• **What to produce**: Give nothing except the number of lines containing the word "Теперь".
:: Records
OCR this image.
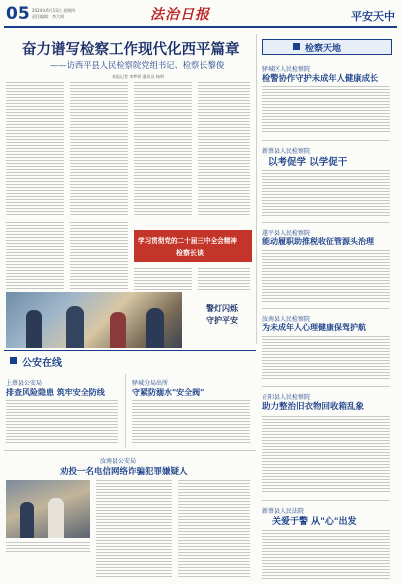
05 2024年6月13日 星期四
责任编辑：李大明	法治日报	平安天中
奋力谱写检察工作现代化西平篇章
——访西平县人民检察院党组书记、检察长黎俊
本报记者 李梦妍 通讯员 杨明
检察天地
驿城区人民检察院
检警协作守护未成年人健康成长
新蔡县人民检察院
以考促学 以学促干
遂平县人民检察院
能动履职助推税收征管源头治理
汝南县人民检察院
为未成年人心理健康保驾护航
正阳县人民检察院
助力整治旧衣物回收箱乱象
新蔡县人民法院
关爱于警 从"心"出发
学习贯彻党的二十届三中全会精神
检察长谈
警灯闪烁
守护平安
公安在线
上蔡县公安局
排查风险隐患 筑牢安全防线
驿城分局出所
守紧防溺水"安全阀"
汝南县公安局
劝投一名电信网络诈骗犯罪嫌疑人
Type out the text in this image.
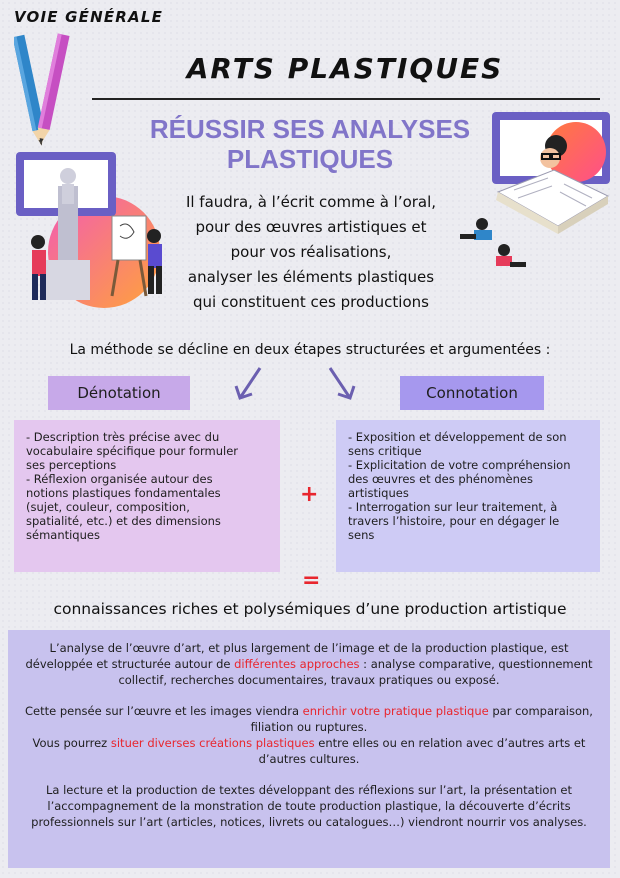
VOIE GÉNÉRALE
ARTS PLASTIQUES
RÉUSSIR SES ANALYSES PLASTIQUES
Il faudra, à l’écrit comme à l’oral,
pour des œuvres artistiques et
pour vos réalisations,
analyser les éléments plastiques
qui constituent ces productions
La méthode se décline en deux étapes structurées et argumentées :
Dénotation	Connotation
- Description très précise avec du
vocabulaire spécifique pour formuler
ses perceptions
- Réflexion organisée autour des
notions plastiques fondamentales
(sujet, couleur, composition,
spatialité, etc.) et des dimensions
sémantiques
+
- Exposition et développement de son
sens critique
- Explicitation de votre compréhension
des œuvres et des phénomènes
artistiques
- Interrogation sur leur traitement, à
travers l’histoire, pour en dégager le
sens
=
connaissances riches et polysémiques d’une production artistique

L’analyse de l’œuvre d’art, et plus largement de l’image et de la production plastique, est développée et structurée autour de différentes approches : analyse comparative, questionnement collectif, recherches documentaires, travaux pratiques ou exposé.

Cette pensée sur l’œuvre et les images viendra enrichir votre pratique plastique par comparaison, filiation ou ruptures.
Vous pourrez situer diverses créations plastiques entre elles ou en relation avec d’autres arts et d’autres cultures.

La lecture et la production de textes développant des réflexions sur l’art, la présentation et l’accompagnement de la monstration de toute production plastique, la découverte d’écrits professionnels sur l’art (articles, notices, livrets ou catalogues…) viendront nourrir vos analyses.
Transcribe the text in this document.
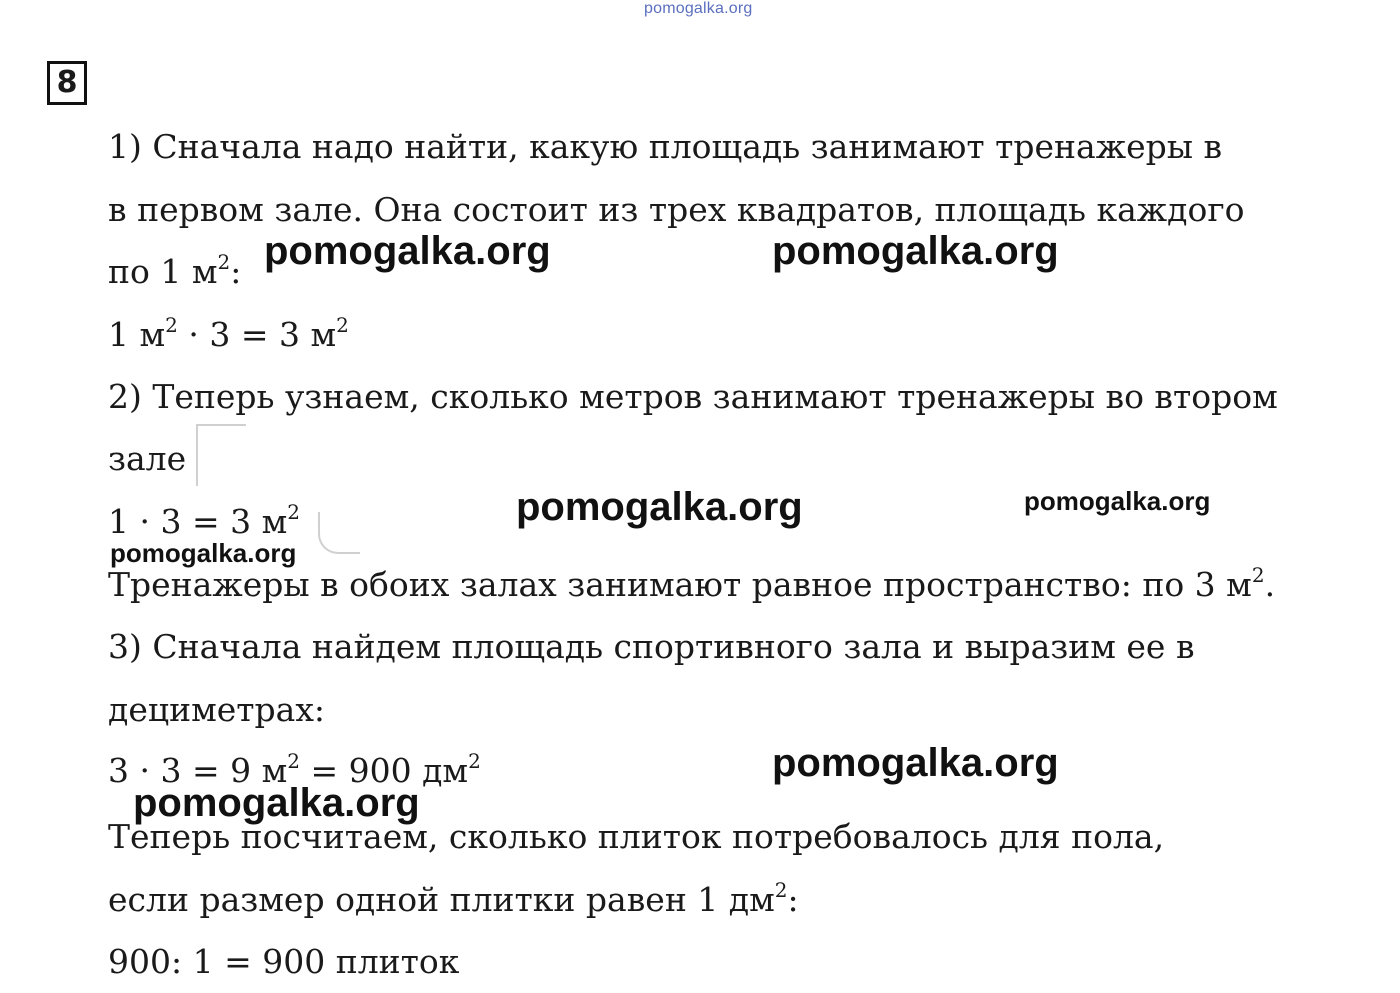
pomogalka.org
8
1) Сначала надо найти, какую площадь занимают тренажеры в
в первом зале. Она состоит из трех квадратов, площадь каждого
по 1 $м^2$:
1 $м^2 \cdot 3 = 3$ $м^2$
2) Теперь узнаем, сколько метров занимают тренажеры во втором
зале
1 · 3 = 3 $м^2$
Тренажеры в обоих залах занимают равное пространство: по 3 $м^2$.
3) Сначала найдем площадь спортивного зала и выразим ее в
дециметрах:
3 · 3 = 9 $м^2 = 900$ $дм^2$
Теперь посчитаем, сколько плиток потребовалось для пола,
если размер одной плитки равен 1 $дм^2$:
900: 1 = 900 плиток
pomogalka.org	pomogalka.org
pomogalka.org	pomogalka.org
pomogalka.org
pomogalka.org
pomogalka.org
::::
• **Expected answer**: 2